DO THIS |
Exclude the pictures and return every line exactly as written.
═════ EXERCISE DATA
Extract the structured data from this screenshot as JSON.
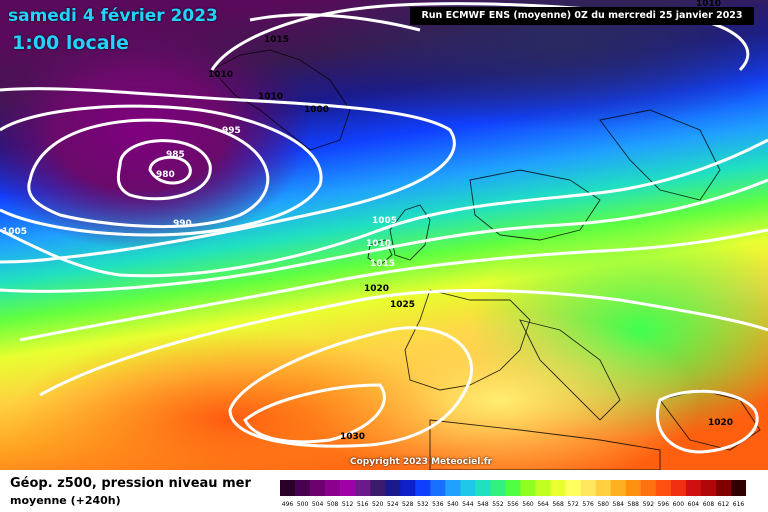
{
  "header": {
    "date": "samedi 4 février 2023",
    "time": "1:00 locale",
    "run_info": "Run ECMWF ENS (moyenne) 0Z du mercredi 25 janvier 2023"
  },
  "footer": {
    "title": "Géop. z500, pression niveau mer",
    "subtitle": "moyenne   (+240h)",
    "copyright": "Copyright 2023 Meteociel.fr"
  },
  "isobar_labels": [
    "1015",
    "1010",
    "1010",
    "1000",
    "995",
    "985",
    "980",
    "990",
    "1005",
    "1005",
    "1010",
    "1015",
    "1020",
    "1025",
    "1030",
    "1020",
    "1010"
  ],
  "scale": {
    "values": [
      "496",
      "500",
      "504",
      "508",
      "512",
      "516",
      "520",
      "524",
      "528",
      "532",
      "536",
      "540",
      "544",
      "548",
      "552",
      "556",
      "560",
      "564",
      "568",
      "572",
      "576",
      "580",
      "584",
      "588",
      "592",
      "596",
      "600",
      "604",
      "608",
      "612",
      "616"
    ],
    "colors": [
      "#2a0028",
      "#4a0050",
      "#6b006e",
      "#8a008c",
      "#a000a8",
      "#6a1a8a",
      "#3a1a6a",
      "#1a1a8c",
      "#1020c8",
      "#1040ff",
      "#1870ff",
      "#20a0ff",
      "#20c8e8",
      "#20e0c0",
      "#30f080",
      "#50ff40",
      "#90ff20",
      "#c0ff20",
      "#e8ff30",
      "#ffff60",
      "#ffe860",
      "#ffd040",
      "#ffb020",
      "#ff9010",
      "#ff7010",
      "#ff5010",
      "#f03010",
      "#d01010",
      "#b00808",
      "#800000",
      "#300000"
    ]
  },
  "colors": {
    "title_cyan": "#22d3ff",
    "isobar": "#ffffff"
  }
}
══════════
FINISHED ANSWER |
Extract the structured data from this screenshot as JSON.
{
  "header": {
    "date": "samedi 4 février 2023",
    "time": "1:00 locale",
    "run_info": "Run ECMWF ENS (moyenne) 0Z du mercredi 25 janvier 2023"
  },
  "footer": {
    "title": "Géop. z500, pression niveau mer",
    "subtitle": "moyenne   (+240h)",
    "copyright": "Copyright 2023 Meteociel.fr"
  },
  "isobar_labels": [
    "1015",
    "1010",
    "1010",
    "1000",
    "995",
    "985",
    "980",
    "990",
    "1005",
    "1005",
    "1010",
    "1015",
    "1020",
    "1025",
    "1030",
    "1020",
    "1010"
  ],
  "scale": {
    "values": [
      "496",
      "500",
      "504",
      "508",
      "512",
      "516",
      "520",
      "524",
      "528",
      "532",
      "536",
      "540",
      "544",
      "548",
      "552",
      "556",
      "560",
      "564",
      "568",
      "572",
      "576",
      "580",
      "584",
      "588",
      "592",
      "596",
      "600",
      "604",
      "608",
      "612",
      "616"
    ],
    "colors": [
      "#2a0028",
      "#4a0050",
      "#6b006e",
      "#8a008c",
      "#a000a8",
      "#6a1a8a",
      "#3a1a6a",
      "#1a1a8c",
      "#1020c8",
      "#1040ff",
      "#1870ff",
      "#20a0ff",
      "#20c8e8",
      "#20e0c0",
      "#30f080",
      "#50ff40",
      "#90ff20",
      "#c0ff20",
      "#e8ff30",
      "#ffff60",
      "#ffe860",
      "#ffd040",
      "#ffb020",
      "#ff9010",
      "#ff7010",
      "#ff5010",
      "#f03010",
      "#d01010",
      "#b00808",
      "#800000",
      "#300000"
    ]
  },
  "colors": {
    "title_cyan": "#22d3ff",
    "isobar": "#ffffff"
  }
}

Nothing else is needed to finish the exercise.